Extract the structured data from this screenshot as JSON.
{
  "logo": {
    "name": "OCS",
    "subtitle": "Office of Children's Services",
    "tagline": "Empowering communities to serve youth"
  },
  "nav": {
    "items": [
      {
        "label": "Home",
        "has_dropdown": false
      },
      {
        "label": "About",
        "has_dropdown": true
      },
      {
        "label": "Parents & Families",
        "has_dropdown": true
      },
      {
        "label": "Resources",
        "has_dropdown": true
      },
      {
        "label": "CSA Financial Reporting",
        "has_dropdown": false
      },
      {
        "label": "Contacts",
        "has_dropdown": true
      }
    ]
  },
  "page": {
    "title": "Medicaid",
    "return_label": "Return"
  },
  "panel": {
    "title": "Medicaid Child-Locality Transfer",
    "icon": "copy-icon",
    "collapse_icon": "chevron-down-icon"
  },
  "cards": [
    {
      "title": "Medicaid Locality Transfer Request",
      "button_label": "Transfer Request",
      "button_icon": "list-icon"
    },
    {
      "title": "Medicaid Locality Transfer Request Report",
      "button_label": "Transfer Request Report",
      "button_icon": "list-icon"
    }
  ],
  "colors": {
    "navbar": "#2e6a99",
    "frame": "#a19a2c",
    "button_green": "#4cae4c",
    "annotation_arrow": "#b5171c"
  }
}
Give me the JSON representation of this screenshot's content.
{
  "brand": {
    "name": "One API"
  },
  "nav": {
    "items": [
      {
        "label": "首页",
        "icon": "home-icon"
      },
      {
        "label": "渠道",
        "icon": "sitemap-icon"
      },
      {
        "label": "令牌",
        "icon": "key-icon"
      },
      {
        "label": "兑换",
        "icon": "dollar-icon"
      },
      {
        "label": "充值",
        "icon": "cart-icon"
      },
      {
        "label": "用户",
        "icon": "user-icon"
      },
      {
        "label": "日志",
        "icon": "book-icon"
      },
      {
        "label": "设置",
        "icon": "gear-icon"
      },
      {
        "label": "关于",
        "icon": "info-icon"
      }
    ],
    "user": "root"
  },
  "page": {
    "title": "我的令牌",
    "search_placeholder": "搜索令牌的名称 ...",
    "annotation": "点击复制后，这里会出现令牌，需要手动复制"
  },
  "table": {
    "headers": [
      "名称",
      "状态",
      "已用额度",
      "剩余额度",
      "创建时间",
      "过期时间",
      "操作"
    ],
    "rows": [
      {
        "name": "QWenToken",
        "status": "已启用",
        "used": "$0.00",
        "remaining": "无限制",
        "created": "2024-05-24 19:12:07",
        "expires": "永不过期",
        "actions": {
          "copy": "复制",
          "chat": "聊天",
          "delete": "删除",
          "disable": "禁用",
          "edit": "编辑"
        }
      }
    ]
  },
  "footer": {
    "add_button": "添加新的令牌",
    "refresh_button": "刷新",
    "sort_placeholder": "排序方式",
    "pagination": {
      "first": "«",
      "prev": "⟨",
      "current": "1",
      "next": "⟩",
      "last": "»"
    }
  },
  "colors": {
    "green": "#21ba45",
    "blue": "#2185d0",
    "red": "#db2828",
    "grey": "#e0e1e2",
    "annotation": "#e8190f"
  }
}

* * *

DIRECTIVE:
Write out every entry verbatim.

IN RESPONSE:
Extract the structured data from this screenshot as JSON.
{
  "logo": {
    "name": "OCS",
    "subtitle": "Office of Children's Services",
    "tagline": "Empowering communities to serve youth"
  },
  "nav": {
    "items": [
      {
        "label": "Home",
        "has_dropdown": false
      },
      {
        "label": "About",
        "has_dropdown": true
      },
      {
        "label": "Parents & Families",
        "has_dropdown": true
      },
      {
        "label": "Resources",
        "has_dropdown": true
      },
      {
        "label": "CSA Financial Reporting",
        "has_dropdown": false
      },
      {
        "label": "Contacts",
        "has_dropdown": true
      }
    ]
  },
  "page": {
    "title": "Medicaid",
    "return_label": "Return"
  },
  "panel": {
    "title": "Medicaid Child-Locality Transfer",
    "icon": "copy-icon",
    "collapse_icon": "chevron-down-icon"
  },
  "cards": [
    {
      "title": "Medicaid Locality Transfer Request",
      "button_label": "Transfer Request",
      "button_icon": "list-icon"
    },
    {
      "title": "Medicaid Locality Transfer Request Report",
      "button_label": "Transfer Request Report",
      "button_icon": "list-icon"
    }
  ],
  "colors": {
    "navbar": "#2e6a99",
    "frame": "#a19a2c",
    "button_green": "#4cae4c",
    "annotation_arrow": "#b5171c"
  }
}
Give me the JSON representation of this screenshot's content.
{
  "brand": {
    "name": "One API"
  },
  "nav": {
    "items": [
      {
        "label": "首页",
        "icon": "home-icon"
      },
      {
        "label": "渠道",
        "icon": "sitemap-icon"
      },
      {
        "label": "令牌",
        "icon": "key-icon"
      },
      {
        "label": "兑换",
        "icon": "dollar-icon"
      },
      {
        "label": "充值",
        "icon": "cart-icon"
      },
      {
        "label": "用户",
        "icon": "user-icon"
      },
      {
        "label": "日志",
        "icon": "book-icon"
      },
      {
        "label": "设置",
        "icon": "gear-icon"
      },
      {
        "label": "关于",
        "icon": "info-icon"
      }
    ],
    "user": "root"
  },
  "page": {
    "title": "我的令牌",
    "search_placeholder": "搜索令牌的名称 ...",
    "annotation": "点击复制后，这里会出现令牌，需要手动复制"
  },
  "table": {
    "headers": [
      "名称",
      "状态",
      "已用额度",
      "剩余额度",
      "创建时间",
      "过期时间",
      "操作"
    ],
    "rows": [
      {
        "name": "QWenToken",
        "status": "已启用",
        "used": "$0.00",
        "remaining": "无限制",
        "created": "2024-05-24 19:12:07",
        "expires": "永不过期",
        "actions": {
          "copy": "复制",
          "chat": "聊天",
          "delete": "删除",
          "disable": "禁用",
          "edit": "编辑"
        }
      }
    ]
  },
  "footer": {
    "add_button": "添加新的令牌",
    "refresh_button": "刷新",
    "sort_placeholder": "排序方式",
    "pagination": {
      "first": "«",
      "prev": "⟨",
      "current": "1",
      "next": "⟩",
      "last": "»"
    }
  },
  "colors": {
    "green": "#21ba45",
    "blue": "#2185d0",
    "red": "#db2828",
    "grey": "#e0e1e2",
    "annotation": "#e8190f"
  }
}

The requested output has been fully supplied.